-- PROBLEM TO SOLVE --
Read the entries below and pull out each line with the string "apbūve".

-- SUPPLIED INFORMATION --
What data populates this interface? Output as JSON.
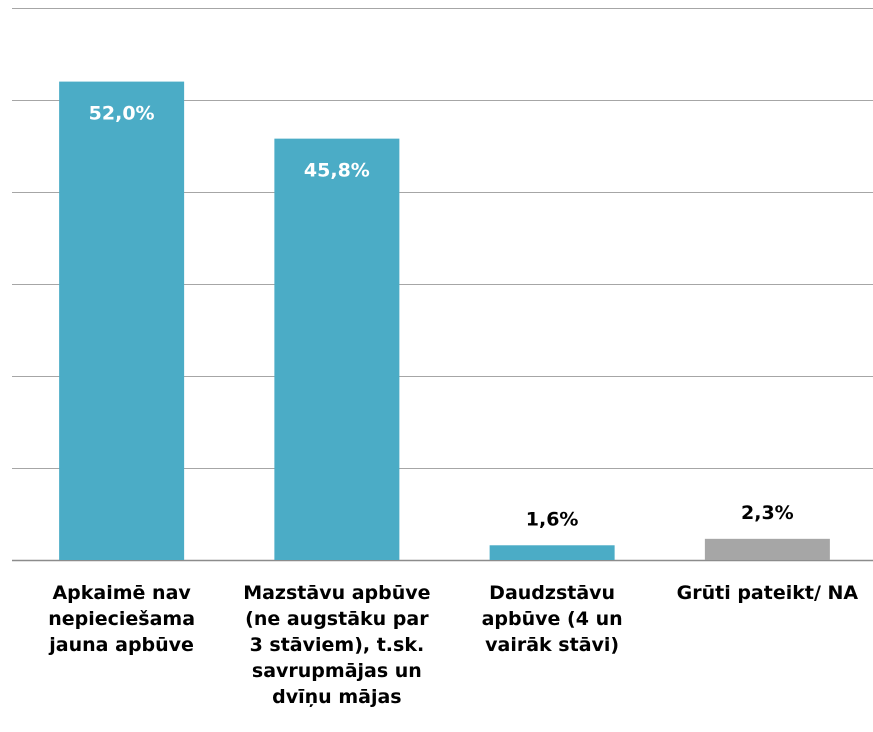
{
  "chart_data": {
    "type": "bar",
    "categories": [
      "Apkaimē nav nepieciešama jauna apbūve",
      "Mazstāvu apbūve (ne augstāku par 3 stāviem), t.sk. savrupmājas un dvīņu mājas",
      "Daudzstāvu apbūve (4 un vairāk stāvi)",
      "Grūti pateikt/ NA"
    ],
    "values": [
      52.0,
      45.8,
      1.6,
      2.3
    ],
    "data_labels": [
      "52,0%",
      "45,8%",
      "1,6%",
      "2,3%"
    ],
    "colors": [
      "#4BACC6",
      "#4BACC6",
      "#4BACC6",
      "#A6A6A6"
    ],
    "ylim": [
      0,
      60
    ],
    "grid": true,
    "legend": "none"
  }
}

--

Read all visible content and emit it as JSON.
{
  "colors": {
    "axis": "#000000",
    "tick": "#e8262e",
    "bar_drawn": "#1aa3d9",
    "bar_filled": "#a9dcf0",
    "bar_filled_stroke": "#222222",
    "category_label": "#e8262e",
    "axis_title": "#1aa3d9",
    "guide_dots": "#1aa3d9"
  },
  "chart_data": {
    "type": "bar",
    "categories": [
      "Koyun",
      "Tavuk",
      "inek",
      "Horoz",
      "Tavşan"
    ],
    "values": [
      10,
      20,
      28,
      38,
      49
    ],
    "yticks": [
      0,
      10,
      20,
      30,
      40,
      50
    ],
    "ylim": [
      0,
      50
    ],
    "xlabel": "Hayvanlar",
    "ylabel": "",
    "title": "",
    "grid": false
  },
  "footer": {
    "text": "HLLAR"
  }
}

* * *

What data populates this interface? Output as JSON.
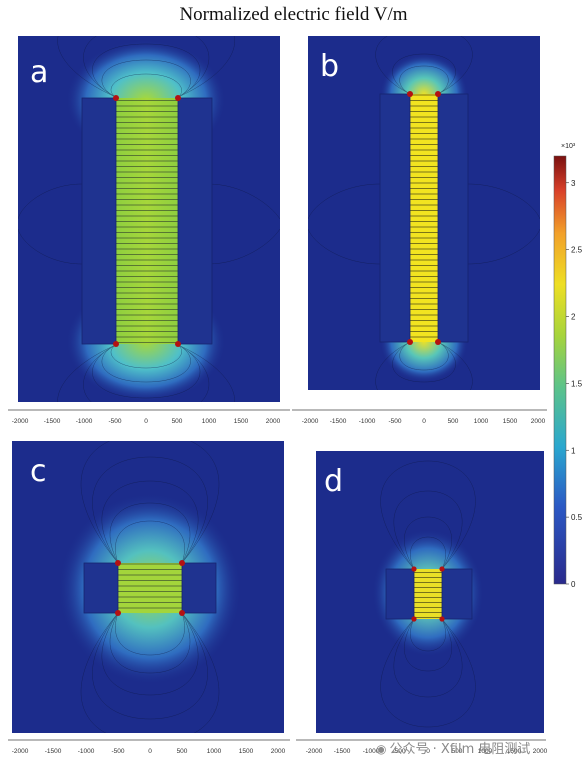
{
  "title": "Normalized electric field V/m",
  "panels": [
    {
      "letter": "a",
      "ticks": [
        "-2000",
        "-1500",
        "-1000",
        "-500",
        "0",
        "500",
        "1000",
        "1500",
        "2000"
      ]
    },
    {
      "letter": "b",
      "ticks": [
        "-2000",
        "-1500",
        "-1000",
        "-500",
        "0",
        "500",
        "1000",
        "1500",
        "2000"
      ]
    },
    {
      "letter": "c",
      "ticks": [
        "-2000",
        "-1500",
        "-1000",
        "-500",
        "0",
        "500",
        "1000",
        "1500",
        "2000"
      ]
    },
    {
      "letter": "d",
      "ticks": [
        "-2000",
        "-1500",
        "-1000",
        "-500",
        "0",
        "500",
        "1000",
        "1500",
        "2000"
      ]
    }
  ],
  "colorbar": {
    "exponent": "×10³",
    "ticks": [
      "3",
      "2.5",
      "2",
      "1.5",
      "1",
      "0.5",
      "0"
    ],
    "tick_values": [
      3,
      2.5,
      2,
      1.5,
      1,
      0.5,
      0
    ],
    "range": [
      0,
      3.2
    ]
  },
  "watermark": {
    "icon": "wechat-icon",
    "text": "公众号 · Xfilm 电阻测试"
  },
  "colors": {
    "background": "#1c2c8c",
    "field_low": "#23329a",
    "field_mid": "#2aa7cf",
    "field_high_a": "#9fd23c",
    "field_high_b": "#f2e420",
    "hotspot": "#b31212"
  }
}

-- EXERCISE OUTPUT --
      "Apkaimē nav nepieciešama jauna apbūve",
      "Mazstāvu apbūve (ne augstāku par 3 stāviem), t.sk. savrupmājas un dvīņu mājas",
      "Daudzstāvu apbūve (4 un vairāk stāvi)",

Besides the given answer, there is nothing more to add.